#### Stated problem
For each line below that includes the word "this", make a copy.

--- BEGIN Dataset entries ---

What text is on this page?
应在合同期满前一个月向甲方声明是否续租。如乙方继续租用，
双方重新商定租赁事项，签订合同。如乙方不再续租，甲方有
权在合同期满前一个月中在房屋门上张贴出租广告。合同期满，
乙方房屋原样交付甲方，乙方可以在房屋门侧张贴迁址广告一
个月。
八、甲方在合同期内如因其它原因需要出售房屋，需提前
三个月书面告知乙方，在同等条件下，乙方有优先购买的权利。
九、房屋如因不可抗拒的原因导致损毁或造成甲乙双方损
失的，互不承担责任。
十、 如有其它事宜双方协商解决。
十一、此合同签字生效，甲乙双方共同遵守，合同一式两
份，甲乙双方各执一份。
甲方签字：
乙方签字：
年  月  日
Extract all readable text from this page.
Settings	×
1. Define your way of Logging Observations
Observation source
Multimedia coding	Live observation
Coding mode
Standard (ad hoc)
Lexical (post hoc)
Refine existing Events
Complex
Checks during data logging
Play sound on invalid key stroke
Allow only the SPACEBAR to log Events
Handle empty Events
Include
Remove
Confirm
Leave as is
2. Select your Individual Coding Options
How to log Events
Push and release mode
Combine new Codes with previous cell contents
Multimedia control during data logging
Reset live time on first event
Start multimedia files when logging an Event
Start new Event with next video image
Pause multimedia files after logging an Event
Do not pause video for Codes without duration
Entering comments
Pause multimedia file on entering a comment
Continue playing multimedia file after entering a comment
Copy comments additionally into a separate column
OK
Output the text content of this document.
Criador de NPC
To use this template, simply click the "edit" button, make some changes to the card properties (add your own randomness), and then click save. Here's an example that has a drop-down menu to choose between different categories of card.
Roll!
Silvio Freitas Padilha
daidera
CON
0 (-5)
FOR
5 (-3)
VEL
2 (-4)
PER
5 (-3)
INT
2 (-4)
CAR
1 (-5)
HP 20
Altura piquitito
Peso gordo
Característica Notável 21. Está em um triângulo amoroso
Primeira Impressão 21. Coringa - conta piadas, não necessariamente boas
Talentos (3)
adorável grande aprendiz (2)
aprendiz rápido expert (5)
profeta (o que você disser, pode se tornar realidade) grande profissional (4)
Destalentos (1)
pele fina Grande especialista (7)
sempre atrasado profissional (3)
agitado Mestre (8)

--- END Dataset entries ---

#### Result
What text is on this page?
Extract all readable text from this page.
Output the text content of this document.
To use this template, simply click the "edit" button, make some changes to the card properties (add your own randomness), and then click save. Here's an example that has a drop-down menu to choose between different categories of card.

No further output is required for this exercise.